▶ **Directions**: Pull out every line below that holds the word "Confidence".

Begin Extracted entries

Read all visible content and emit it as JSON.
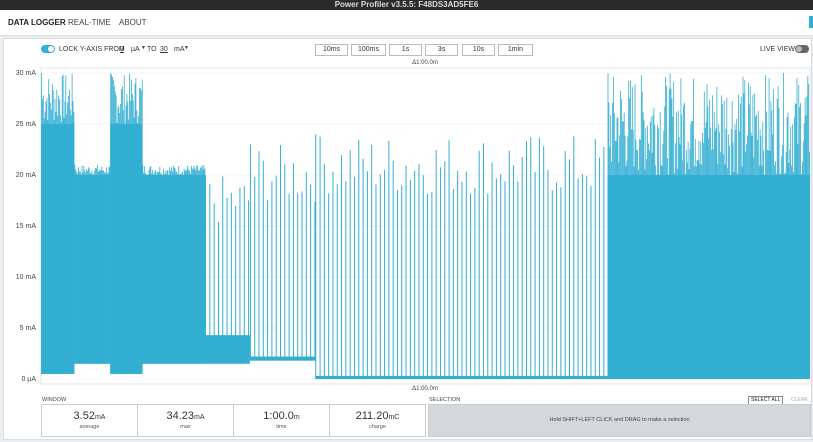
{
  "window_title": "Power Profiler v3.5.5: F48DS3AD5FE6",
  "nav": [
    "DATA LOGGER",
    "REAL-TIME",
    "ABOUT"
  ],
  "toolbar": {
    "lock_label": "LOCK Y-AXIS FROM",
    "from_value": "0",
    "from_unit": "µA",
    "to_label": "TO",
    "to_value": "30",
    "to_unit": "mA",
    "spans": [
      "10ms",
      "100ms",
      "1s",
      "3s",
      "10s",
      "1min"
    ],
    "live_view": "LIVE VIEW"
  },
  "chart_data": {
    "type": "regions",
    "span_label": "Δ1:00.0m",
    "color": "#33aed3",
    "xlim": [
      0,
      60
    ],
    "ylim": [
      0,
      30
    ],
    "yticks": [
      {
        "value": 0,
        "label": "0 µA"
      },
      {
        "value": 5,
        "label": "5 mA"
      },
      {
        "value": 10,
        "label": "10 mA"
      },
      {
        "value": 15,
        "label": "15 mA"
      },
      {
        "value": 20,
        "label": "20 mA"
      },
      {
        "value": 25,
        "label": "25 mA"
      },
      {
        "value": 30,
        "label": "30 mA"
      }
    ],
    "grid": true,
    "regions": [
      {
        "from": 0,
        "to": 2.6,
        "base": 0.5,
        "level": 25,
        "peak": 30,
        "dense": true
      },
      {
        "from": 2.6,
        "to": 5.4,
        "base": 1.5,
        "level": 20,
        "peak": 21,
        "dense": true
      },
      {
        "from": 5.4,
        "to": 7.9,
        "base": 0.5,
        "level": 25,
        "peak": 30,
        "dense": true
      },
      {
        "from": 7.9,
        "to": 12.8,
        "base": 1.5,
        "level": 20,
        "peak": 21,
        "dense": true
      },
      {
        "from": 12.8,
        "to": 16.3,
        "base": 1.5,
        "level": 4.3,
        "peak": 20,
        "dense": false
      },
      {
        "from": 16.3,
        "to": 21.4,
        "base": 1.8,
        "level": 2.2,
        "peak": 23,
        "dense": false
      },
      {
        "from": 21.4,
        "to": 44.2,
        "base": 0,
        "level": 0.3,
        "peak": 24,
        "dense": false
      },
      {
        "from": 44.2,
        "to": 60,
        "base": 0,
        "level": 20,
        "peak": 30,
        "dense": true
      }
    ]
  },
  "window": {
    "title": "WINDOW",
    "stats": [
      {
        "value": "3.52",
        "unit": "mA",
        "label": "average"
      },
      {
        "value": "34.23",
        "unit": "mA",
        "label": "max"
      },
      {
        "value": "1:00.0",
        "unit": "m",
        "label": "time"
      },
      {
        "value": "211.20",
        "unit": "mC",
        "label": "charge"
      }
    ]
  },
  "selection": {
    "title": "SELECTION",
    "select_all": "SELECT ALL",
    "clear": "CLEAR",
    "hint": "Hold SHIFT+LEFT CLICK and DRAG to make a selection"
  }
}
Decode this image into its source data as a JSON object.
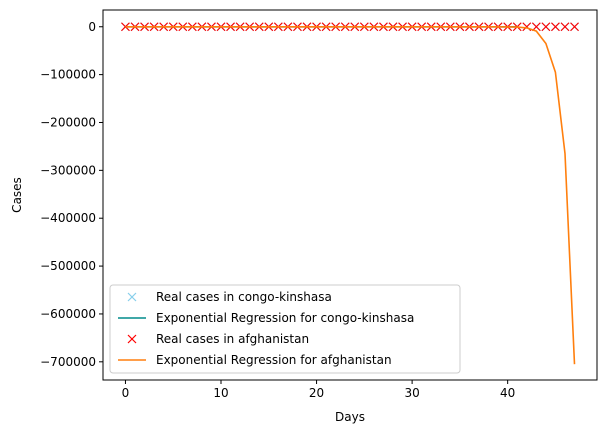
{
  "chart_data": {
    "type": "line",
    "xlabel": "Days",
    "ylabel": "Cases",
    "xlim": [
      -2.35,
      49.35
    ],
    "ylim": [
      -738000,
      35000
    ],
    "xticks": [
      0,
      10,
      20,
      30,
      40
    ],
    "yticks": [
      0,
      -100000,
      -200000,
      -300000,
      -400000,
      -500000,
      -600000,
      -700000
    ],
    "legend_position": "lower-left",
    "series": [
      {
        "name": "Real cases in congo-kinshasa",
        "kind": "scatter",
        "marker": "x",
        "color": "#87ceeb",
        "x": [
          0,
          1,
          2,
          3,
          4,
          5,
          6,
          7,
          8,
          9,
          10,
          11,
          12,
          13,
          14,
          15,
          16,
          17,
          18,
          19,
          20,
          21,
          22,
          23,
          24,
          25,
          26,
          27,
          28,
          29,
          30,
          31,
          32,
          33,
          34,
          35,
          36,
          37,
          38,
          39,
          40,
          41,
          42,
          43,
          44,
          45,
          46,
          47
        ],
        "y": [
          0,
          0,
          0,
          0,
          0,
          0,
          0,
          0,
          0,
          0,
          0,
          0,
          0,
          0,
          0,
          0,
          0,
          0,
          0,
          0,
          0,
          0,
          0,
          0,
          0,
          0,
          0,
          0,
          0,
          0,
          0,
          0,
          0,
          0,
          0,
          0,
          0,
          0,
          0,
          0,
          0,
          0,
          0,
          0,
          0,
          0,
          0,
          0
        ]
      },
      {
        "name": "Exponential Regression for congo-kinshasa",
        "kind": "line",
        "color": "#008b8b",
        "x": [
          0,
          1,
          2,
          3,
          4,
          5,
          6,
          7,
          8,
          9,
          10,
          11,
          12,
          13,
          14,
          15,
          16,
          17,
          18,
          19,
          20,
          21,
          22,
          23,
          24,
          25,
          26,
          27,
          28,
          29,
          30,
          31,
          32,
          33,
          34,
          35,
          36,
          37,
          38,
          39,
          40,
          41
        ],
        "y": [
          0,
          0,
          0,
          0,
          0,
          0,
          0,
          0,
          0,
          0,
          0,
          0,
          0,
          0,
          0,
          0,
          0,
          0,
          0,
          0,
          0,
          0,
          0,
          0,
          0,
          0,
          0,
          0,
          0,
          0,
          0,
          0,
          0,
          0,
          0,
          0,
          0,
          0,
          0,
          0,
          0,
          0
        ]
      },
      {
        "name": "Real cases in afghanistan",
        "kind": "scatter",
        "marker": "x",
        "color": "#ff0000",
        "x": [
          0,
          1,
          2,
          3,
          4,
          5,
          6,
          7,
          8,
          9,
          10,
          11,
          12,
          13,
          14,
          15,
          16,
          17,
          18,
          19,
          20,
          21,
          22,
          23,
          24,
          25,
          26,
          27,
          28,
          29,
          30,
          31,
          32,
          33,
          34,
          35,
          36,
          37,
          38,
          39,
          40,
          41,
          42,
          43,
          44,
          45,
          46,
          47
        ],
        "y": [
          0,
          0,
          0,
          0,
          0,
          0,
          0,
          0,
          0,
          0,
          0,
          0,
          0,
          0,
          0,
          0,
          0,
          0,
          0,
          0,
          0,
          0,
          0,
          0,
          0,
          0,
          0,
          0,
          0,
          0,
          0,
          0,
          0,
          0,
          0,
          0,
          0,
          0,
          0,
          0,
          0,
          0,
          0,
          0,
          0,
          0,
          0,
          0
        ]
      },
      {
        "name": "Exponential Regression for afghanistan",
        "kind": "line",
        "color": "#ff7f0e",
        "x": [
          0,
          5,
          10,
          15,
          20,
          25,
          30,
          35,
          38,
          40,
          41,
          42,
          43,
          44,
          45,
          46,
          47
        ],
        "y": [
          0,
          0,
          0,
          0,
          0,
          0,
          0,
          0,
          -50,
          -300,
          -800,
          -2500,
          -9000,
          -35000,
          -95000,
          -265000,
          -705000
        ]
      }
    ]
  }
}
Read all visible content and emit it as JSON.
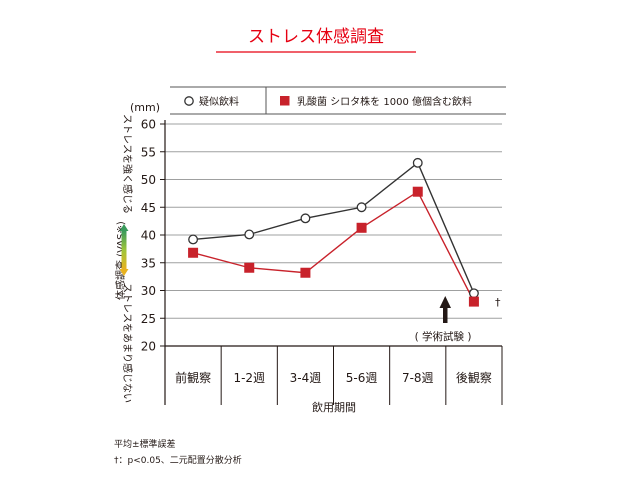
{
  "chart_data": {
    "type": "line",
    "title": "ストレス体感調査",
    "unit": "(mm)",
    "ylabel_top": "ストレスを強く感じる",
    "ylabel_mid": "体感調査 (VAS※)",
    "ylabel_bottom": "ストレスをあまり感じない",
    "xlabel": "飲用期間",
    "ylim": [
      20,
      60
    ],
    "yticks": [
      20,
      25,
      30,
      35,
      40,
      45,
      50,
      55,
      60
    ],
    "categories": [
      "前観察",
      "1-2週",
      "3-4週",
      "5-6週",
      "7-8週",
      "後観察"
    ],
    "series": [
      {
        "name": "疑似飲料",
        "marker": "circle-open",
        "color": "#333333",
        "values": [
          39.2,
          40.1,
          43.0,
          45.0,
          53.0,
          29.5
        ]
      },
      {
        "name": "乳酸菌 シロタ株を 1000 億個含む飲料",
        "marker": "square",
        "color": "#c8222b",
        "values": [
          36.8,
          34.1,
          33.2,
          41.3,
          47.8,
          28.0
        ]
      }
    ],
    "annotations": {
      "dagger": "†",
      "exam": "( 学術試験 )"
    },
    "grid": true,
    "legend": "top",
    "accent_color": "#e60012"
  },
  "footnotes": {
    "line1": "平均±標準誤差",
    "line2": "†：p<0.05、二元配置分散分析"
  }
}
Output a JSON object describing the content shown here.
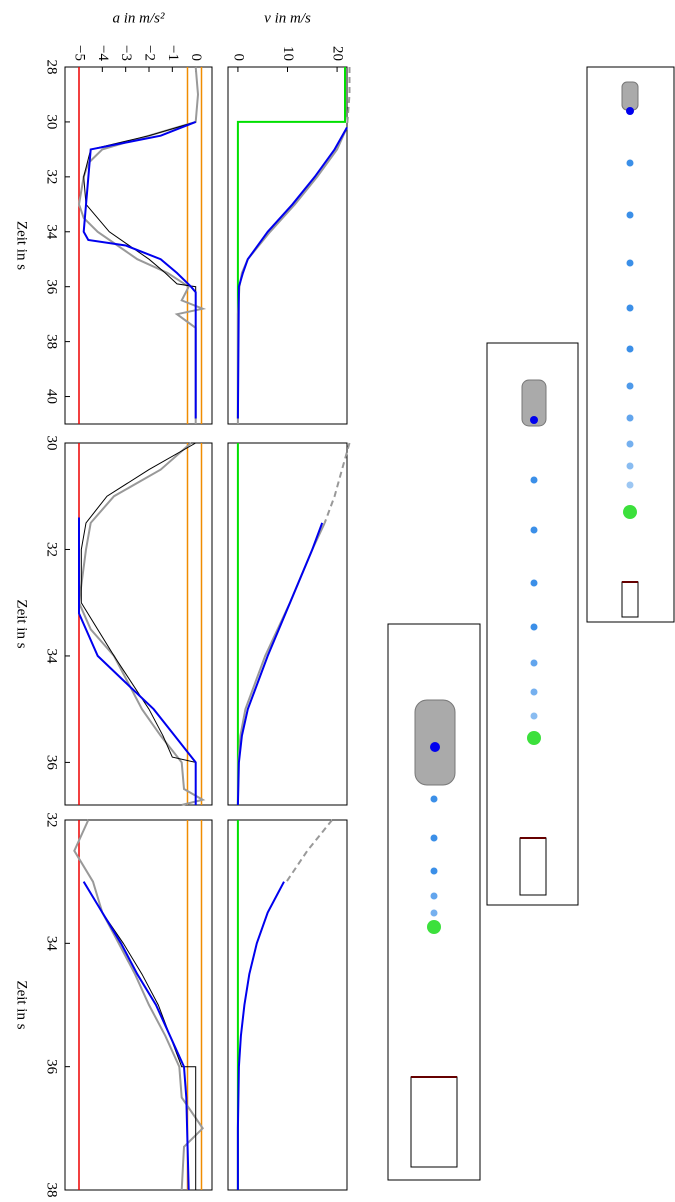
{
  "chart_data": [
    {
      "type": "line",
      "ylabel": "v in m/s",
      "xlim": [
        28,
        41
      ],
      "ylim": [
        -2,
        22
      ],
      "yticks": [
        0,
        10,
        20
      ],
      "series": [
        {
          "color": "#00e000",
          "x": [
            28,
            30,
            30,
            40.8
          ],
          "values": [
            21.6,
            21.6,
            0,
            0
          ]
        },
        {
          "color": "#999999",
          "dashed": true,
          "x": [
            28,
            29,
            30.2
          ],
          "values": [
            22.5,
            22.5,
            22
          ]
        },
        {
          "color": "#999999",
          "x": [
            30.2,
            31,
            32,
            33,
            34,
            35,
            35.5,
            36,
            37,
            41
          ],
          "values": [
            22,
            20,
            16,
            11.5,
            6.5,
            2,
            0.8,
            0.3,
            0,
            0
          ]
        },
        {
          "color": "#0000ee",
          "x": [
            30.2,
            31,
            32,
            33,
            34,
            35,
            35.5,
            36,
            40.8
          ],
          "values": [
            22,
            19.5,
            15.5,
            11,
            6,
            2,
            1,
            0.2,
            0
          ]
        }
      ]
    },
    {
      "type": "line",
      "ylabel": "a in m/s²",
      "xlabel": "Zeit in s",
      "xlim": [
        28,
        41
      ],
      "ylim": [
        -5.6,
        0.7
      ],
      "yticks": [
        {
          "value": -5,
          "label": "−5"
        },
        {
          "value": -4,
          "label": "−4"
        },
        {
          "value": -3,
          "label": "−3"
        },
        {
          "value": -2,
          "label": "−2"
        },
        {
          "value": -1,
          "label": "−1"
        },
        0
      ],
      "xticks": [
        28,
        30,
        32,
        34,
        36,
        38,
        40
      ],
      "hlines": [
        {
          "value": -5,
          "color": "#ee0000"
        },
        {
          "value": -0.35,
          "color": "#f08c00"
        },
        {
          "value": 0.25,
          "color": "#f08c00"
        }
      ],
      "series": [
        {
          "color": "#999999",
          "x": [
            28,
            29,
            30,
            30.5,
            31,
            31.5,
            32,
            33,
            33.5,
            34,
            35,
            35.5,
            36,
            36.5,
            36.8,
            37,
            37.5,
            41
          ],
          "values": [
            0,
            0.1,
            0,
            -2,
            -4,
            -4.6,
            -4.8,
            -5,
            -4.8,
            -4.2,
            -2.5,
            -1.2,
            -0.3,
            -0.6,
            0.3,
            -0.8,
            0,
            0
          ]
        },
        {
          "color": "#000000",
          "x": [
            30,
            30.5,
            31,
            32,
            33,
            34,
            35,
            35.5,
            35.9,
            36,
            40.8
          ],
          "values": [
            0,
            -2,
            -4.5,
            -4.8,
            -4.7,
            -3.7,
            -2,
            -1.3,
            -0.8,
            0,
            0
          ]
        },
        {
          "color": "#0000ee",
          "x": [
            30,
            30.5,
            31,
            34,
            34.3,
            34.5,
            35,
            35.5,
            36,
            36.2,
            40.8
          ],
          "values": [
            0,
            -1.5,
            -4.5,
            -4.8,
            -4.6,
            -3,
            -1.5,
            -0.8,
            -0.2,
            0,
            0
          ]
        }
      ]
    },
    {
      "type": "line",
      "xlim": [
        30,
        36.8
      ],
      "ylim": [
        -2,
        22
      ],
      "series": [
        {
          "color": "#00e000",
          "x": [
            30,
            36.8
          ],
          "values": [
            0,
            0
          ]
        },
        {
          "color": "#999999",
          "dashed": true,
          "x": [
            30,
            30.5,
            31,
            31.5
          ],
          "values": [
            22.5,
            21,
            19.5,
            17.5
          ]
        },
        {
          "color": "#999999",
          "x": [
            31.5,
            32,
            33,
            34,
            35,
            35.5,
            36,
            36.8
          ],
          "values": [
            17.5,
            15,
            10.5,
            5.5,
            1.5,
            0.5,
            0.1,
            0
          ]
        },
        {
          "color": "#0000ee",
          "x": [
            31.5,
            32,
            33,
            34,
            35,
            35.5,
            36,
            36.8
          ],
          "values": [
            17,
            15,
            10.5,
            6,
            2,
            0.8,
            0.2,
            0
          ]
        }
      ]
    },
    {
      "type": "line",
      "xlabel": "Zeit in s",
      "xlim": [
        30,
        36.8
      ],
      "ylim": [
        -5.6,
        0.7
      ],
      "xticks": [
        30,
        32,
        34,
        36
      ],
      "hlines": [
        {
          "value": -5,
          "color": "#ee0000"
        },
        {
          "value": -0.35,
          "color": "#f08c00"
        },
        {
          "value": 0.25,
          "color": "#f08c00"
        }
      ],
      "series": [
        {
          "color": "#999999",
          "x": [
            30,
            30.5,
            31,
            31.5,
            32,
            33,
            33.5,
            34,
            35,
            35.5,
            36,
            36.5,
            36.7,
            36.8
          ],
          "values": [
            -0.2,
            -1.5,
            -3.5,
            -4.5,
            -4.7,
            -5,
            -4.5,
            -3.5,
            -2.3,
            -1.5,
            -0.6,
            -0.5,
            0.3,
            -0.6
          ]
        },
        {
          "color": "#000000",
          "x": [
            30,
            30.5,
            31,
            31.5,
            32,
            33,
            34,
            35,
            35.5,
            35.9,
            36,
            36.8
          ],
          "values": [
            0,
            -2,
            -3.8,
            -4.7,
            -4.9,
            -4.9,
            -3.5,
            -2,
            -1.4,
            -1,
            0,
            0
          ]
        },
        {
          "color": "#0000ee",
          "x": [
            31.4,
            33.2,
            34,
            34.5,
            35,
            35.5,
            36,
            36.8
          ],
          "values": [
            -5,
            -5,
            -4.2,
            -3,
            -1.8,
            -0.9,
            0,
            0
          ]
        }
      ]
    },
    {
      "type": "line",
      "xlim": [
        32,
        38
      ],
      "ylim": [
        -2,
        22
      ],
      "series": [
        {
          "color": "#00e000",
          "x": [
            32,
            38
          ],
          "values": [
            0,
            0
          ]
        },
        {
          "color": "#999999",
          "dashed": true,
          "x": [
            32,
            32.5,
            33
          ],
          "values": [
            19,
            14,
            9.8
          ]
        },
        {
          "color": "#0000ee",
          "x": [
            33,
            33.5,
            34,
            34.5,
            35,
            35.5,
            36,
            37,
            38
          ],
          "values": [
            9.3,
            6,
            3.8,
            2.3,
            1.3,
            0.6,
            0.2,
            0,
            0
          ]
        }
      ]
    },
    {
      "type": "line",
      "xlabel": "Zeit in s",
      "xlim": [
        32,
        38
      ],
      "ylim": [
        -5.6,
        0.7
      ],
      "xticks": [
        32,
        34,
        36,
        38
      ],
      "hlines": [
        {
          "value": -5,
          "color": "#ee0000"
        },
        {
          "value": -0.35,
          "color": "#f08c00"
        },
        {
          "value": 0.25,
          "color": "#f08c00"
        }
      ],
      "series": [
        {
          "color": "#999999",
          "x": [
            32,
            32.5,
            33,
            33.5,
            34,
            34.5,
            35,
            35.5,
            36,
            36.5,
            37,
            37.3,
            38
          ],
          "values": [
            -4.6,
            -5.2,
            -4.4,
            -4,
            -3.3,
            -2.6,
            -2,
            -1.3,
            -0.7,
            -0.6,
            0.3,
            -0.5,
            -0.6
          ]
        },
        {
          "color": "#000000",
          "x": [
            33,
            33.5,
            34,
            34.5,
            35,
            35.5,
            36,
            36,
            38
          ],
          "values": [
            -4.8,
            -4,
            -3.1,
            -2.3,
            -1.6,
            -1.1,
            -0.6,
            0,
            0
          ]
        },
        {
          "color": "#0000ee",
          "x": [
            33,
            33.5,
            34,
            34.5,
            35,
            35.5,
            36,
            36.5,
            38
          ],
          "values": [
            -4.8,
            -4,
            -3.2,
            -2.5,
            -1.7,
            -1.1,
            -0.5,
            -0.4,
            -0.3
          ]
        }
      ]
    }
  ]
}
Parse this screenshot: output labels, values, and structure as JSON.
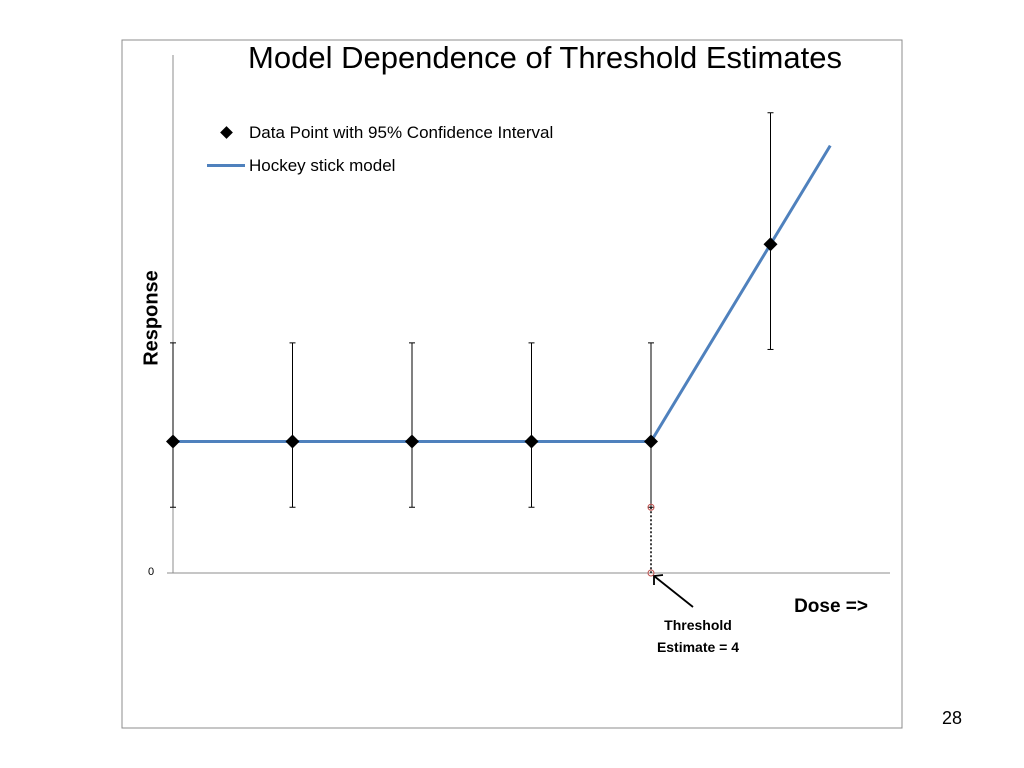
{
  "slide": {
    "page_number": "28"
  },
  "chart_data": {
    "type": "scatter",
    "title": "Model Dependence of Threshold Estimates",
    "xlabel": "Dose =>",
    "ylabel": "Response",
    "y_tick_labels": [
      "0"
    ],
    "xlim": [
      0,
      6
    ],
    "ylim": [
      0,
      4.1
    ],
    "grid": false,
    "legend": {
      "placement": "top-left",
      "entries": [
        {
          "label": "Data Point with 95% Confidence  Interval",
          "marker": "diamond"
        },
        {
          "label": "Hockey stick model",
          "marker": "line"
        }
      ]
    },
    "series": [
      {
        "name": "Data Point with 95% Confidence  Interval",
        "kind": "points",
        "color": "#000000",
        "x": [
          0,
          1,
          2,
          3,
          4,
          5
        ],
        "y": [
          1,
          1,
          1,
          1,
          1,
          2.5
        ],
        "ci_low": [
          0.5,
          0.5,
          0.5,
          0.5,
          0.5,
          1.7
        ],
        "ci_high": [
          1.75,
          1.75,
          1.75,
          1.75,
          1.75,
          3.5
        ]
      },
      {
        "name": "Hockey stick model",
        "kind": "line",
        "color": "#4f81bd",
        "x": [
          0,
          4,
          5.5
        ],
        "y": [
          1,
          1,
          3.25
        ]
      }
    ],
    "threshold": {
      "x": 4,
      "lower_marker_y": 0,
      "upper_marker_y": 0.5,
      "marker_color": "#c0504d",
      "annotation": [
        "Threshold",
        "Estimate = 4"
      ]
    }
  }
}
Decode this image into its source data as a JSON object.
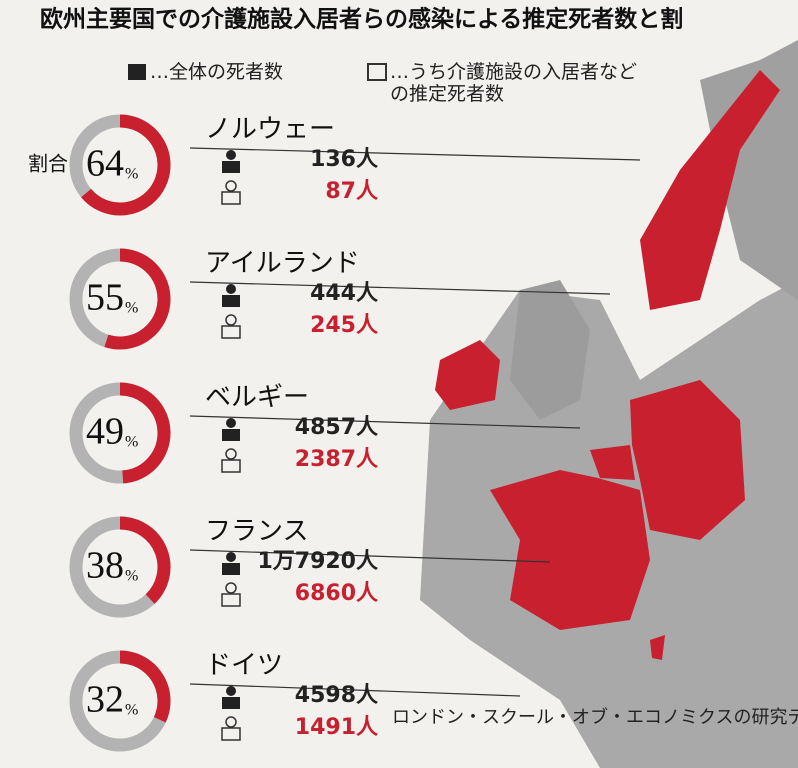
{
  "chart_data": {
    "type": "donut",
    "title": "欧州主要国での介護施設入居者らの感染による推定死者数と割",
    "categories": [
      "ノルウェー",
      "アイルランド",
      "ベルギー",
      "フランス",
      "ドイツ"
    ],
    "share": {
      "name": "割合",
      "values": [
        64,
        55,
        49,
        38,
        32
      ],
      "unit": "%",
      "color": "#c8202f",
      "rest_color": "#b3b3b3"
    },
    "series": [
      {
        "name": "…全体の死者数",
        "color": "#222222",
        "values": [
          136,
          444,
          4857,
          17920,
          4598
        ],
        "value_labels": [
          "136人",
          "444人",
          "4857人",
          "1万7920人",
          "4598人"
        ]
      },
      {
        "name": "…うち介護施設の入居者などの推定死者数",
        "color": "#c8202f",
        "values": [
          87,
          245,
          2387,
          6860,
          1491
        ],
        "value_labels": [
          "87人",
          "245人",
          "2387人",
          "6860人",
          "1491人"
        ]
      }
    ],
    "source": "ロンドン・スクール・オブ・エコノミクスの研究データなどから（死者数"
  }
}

End Extracted entries

▶ **Response**:
          "label": "Data Point with 95% Confidence  Interval",
        "name": "Data Point with 95% Confidence  Interval",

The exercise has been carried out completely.